When a pilot input channel is present (manual flight, Phase 1; HIL, Phase 8; hardware, Phase 9), pilot input is treated as a T2-level authority by default and is upgradable to T0 by an explicit kill or RTL command.

  • Pilot input never re-enables a tier the safety supervisor has disabled.
  • Pilot input cannot disarm safety invariants from §4.
  • A pilot may force the vehicle into a worse mode (e.g. demand aggressive maneuver under LOW_TEXTURE); the system complies but logs a PILOT_OVERRIDE_DEGRADED event with the active mode and validity at the time.

6. Honesty obligations

This section makes explicit a set of practices that follow from the principle "know when you do not know":

  • No estimator may publish validity == VALID when its input covariance is missing or its innovation gate is failing. The default in ambiguity is DEGRADED.
  • No planner may consume an Estimate without explicitly reading validity. Static analysis (Phase 5 task) will enforce this.

> **Data to examine**:
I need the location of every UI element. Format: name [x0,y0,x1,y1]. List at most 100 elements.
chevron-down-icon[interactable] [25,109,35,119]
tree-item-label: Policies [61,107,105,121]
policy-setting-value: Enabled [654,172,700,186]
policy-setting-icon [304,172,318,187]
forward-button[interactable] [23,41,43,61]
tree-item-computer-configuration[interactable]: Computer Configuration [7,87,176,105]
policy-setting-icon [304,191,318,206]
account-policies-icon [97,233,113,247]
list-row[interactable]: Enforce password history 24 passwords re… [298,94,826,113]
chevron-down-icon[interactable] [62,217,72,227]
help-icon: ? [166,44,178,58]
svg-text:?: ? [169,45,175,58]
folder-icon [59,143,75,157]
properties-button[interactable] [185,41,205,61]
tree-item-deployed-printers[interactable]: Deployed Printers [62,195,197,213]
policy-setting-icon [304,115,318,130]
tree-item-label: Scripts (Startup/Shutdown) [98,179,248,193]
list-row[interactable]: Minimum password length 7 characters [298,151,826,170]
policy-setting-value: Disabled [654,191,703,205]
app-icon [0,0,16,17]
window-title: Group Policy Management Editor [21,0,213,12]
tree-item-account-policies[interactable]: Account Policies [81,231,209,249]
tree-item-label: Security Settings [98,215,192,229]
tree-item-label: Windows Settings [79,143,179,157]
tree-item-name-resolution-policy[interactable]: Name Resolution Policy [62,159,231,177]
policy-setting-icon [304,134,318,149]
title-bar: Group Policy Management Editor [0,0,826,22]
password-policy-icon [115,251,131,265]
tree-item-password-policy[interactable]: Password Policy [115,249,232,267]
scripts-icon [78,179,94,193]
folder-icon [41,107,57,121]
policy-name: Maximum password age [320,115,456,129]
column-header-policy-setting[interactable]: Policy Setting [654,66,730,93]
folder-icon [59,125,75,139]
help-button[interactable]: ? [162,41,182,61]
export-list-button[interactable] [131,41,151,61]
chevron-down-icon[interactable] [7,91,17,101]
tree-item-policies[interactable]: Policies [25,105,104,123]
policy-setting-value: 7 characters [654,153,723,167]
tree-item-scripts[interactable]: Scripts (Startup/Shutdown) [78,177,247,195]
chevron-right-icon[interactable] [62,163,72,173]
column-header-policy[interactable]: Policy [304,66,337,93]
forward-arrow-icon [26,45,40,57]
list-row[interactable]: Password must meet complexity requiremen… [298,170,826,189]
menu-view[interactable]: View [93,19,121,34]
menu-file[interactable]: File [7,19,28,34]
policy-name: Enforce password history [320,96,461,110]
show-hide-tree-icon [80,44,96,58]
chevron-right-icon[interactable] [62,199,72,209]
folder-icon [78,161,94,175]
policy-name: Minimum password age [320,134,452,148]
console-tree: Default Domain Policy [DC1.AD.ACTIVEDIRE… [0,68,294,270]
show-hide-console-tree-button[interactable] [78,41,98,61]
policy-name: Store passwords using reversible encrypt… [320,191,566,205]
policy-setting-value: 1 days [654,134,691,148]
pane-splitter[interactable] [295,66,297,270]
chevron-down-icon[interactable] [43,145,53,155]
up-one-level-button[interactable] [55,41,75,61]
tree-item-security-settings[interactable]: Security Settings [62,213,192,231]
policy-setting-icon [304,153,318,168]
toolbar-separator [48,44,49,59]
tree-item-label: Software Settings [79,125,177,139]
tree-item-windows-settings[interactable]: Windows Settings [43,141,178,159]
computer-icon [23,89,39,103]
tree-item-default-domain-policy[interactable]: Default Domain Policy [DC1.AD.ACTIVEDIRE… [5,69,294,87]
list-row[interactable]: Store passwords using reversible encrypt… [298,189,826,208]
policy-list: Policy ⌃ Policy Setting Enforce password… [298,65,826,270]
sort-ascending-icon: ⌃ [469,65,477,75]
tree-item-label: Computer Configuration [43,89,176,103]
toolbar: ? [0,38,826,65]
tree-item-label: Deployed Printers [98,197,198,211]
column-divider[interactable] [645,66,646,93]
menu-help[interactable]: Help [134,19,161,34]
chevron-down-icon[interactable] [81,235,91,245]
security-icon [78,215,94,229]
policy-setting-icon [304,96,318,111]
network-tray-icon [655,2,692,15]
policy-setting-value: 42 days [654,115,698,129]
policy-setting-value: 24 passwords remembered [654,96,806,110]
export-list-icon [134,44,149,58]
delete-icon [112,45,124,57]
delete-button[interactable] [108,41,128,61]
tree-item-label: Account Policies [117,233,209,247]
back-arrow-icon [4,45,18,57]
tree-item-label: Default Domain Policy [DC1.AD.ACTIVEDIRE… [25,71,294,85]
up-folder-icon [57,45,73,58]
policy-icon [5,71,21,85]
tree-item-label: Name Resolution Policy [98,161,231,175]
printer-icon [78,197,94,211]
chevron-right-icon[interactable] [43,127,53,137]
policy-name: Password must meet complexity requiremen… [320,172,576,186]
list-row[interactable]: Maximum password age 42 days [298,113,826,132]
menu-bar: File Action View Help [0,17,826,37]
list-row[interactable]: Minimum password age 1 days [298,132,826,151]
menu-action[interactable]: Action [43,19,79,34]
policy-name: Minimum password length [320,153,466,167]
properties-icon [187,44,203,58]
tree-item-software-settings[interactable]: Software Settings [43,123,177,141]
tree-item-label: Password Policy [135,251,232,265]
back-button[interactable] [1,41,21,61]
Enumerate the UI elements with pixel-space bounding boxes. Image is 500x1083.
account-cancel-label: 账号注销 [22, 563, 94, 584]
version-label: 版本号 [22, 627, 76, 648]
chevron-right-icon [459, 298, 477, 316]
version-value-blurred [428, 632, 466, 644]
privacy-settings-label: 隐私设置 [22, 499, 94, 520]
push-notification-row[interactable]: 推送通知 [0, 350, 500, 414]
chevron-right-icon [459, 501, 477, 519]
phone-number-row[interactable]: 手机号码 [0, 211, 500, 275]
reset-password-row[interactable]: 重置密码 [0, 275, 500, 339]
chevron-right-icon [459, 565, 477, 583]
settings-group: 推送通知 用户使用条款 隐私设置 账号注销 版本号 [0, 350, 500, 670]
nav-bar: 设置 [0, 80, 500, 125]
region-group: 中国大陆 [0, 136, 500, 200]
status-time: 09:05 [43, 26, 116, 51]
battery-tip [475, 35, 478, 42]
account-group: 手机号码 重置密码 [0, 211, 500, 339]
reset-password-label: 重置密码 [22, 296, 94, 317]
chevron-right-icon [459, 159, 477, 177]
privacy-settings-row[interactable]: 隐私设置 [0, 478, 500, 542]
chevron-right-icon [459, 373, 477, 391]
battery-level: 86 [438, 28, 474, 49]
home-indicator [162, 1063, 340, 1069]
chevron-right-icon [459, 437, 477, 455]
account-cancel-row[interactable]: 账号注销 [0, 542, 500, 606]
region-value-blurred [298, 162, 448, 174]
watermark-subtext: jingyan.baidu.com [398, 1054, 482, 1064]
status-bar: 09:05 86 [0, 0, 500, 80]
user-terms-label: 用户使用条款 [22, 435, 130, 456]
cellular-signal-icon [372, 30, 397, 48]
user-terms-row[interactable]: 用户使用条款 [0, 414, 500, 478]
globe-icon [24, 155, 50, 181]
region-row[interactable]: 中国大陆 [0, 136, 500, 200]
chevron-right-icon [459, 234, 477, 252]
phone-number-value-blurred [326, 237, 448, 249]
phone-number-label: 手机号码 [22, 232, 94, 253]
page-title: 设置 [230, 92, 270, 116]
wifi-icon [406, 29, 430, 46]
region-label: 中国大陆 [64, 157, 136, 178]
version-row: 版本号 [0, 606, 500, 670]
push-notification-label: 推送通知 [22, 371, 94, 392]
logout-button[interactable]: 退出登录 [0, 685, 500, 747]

> **Exercises to complete**:
• A. The excerpt lists the cases in which a pilot input channel is present. Name each case along with its phase.
• B. According to the excerpt, what do the honesty obligations follow from?
• C. Rename "safety supervisor" to "safety monitor" in the excerpt from "When a pilot" to "invariants from §4.", and give that passage again.

> **Per-task answers**:
• A.
- Manual flight (Phase 1)
- HIL (Phase 8)
- Hardware (Phase 9)

• B. They follow from the principle "know when you do not know." The section spells out practices that come from that principle, such as defaulting to DEGRADED when things are unclear.

• C.
When a pilot input channel is present (manual flight, Phase 1; HIL, Phase 8; hardware, Phase 9), pilot input is treated as a T2-level authority by default and is upgradable to T0 by an explicit kill or RTL command.

  • Pilot input never re-enables a tier the safety monitor has disabled.
  • Pilot input cannot disarm safety invariants from §4.